**Written problem:** Print, please, the line that contains "Output the text content of this document." and each line after it to the end of the entries, unchanged and with nothing else.

**Input material:**
----

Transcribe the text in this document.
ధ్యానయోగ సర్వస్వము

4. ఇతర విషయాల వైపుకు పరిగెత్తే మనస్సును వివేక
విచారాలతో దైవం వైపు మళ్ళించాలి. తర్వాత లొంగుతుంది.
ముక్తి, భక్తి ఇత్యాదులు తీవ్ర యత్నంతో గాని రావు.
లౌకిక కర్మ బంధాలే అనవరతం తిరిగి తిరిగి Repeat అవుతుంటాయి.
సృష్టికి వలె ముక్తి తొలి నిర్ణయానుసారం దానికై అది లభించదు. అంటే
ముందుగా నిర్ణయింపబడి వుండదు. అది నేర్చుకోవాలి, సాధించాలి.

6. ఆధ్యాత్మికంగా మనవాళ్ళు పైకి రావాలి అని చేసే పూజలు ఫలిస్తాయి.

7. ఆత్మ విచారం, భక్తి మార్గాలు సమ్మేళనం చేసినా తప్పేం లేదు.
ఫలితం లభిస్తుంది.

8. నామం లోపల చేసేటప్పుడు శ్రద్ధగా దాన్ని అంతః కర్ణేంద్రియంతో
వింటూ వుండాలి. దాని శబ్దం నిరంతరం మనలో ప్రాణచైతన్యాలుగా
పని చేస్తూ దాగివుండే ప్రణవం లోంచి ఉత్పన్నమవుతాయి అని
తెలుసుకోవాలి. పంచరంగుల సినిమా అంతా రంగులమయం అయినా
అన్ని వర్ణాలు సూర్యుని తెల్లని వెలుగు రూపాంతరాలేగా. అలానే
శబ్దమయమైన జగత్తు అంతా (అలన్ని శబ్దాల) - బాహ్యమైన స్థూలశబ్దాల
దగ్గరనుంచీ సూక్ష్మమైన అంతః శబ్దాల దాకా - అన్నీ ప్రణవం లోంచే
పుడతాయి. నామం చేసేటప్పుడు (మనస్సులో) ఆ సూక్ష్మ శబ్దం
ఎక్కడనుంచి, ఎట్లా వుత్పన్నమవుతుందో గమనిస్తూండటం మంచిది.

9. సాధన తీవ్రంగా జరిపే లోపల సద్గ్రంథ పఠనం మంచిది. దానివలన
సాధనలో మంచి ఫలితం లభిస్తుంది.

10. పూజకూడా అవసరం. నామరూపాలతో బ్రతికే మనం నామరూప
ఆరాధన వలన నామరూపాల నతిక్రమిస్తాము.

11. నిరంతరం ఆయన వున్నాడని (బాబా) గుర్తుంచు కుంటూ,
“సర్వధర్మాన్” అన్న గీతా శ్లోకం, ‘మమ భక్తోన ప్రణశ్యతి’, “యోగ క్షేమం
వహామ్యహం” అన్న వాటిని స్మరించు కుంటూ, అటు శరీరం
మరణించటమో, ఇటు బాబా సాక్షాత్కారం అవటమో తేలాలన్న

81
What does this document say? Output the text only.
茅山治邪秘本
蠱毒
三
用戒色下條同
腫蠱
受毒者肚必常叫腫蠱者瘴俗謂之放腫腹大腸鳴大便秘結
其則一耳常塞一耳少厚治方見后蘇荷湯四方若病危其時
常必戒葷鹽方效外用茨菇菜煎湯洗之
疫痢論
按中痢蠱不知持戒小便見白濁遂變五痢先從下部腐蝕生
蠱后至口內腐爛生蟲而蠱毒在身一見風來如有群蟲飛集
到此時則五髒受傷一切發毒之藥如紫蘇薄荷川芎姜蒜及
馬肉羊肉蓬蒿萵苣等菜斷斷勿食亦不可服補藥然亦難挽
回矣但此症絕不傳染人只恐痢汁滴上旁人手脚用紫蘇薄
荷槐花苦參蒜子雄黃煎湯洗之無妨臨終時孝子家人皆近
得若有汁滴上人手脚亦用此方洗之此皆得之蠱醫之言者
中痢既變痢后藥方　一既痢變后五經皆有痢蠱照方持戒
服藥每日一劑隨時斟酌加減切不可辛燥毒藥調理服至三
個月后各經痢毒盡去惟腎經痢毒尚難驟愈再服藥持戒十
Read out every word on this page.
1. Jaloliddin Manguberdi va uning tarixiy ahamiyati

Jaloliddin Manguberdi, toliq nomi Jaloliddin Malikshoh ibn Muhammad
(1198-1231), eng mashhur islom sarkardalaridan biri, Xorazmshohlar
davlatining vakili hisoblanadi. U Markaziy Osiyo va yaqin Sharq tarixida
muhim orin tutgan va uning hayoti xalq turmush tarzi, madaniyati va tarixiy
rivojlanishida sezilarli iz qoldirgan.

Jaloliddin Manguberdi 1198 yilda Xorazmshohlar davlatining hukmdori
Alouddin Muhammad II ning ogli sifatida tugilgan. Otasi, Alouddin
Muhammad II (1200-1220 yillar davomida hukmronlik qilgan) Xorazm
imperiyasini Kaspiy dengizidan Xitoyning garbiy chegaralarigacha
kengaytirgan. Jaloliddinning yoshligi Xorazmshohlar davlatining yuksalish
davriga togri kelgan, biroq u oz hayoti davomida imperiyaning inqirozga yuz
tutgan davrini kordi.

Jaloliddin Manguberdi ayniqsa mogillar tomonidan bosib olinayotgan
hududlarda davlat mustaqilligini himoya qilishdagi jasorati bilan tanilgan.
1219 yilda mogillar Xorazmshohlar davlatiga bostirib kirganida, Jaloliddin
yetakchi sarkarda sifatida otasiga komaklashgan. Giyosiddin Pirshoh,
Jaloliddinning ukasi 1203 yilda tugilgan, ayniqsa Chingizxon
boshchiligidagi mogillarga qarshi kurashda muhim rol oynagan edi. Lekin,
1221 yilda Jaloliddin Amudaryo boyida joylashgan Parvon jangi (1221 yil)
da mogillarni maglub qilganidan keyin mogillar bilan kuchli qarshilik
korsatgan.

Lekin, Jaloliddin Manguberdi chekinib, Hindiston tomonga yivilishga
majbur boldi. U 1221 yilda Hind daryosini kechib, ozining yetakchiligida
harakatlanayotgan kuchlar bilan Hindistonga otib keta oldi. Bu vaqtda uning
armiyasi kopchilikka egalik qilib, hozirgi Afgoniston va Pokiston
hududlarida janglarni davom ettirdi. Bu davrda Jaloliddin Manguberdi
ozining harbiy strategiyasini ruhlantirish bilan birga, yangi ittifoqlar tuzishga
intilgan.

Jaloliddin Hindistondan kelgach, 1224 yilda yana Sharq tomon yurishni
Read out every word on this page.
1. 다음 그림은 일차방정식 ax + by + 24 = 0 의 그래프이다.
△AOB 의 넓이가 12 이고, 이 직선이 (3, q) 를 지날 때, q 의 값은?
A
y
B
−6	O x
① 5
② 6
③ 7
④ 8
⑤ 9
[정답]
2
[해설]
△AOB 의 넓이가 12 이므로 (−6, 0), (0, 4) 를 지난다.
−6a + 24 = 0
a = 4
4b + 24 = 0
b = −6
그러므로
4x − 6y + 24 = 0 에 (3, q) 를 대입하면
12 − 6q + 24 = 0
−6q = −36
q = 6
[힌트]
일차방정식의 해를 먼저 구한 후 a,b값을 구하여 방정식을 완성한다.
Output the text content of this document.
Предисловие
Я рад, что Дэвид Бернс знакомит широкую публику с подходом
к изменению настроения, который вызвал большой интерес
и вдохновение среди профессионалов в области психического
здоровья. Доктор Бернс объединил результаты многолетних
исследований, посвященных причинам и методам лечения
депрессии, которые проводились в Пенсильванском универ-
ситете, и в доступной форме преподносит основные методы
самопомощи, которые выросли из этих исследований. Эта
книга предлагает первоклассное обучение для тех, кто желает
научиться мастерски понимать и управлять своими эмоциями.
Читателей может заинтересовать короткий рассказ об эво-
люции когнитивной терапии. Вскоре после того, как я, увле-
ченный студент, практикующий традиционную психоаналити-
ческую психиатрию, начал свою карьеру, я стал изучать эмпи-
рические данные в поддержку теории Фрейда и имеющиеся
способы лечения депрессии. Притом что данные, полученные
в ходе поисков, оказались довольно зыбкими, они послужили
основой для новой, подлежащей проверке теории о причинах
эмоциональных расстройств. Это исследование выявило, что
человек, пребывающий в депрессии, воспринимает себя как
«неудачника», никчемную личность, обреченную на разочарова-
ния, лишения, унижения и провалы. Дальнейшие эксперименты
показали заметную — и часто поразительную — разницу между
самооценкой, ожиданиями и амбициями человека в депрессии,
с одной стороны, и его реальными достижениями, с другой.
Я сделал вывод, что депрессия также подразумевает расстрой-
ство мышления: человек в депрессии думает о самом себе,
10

----

**Response to the task:**
Output the text content of this document.
Предисловие
Я рад, что Дэвид Бернс знакомит широкую публику с подходом
к изменению настроения, который вызвал большой интерес
и вдохновение среди профессионалов в области психического
здоровья. Доктор Бернс объединил результаты многолетних
исследований, посвященных причинам и методам лечения
депрессии, которые проводились в Пенсильванском универ-
ситете, и в доступной форме преподносит основные методы
самопомощи, которые выросли из этих исследований. Эта
книга предлагает первоклассное обучение для тех, кто желает
научиться мастерски понимать и управлять своими эмоциями.
Читателей может заинтересовать короткий рассказ об эво-
люции когнитивной терапии. Вскоре после того, как я, увле-
ченный студент, практикующий традиционную психоаналити-
ческую психиатрию, начал свою карьеру, я стал изучать эмпи-
рические данные в поддержку теории Фрейда и имеющиеся
способы лечения депрессии. Притом что данные, полученные
в ходе поисков, оказались довольно зыбкими, они послужили
основой для новой, подлежащей проверке теории о причинах
эмоциональных расстройств. Это исследование выявило, что
человек, пребывающий в депрессии, воспринимает себя как
«неудачника», никчемную личность, обреченную на разочарова-
ния, лишения, унижения и провалы. Дальнейшие эксперименты
показали заметную — и часто поразительную — разницу между
самооценкой, ожиданиями и амбициями человека в депрессии,
с одной стороны, и его реальными достижениями, с другой.
Я сделал вывод, что депрессия также подразумевает расстрой-
ство мышления: человек в депрессии думает о самом себе,
10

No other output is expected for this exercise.